Show every line where "click" occurs.

------------------------------------------------

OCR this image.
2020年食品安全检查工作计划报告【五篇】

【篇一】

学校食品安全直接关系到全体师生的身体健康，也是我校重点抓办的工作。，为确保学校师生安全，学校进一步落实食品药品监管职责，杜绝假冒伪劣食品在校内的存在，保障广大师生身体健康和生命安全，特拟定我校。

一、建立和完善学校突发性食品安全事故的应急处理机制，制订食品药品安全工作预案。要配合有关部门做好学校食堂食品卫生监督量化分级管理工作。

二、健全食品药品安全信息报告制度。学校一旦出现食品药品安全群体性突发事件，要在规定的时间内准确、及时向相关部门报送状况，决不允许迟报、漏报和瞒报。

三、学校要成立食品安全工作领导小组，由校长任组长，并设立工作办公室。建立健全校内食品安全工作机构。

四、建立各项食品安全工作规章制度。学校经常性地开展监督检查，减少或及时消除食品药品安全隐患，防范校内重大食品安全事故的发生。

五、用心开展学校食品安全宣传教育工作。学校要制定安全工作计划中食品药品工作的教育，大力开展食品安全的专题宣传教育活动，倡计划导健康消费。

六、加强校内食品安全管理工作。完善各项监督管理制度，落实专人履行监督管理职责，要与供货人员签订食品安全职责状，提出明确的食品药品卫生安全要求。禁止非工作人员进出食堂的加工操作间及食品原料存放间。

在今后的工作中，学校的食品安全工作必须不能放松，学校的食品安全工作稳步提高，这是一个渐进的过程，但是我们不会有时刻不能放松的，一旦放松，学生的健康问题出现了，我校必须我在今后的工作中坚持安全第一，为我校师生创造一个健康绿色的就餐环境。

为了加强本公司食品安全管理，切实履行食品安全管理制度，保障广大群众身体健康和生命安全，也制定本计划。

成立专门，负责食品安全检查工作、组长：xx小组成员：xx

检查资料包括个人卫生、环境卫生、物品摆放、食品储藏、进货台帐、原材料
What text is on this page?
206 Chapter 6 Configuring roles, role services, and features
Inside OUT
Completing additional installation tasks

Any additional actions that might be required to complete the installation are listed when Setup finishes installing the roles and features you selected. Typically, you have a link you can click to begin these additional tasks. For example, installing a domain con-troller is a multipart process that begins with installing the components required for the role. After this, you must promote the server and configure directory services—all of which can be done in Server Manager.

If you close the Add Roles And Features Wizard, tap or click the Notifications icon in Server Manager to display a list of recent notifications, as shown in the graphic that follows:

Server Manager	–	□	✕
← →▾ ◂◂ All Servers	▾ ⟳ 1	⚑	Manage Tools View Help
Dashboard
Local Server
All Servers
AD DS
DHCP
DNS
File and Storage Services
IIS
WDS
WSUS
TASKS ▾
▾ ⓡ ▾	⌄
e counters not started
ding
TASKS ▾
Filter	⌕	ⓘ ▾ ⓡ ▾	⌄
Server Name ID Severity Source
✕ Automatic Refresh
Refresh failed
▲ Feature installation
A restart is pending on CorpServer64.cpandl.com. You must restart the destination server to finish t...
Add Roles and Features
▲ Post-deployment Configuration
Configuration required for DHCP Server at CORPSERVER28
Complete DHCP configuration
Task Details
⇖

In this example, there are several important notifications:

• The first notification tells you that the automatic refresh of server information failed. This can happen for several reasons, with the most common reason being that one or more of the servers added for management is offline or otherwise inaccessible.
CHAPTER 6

------------------------------------------------

→ **WRITTEN REPLY**:
Any additional actions that might be required to complete the installation are listed when Setup finishes installing the roles and features you selected. Typically, you have a link you can click to begin these additional tasks. For example, installing a domain con-troller is a multipart process that begins with installing the components required for the role. After this, you must promote the server and configure directory services—all of which can be done in Server Manager.
If you close the Add Roles And Features Wizard, tap or click the Notifications icon in Server Manager to display a list of recent notifications, as shown in the graphic that follows:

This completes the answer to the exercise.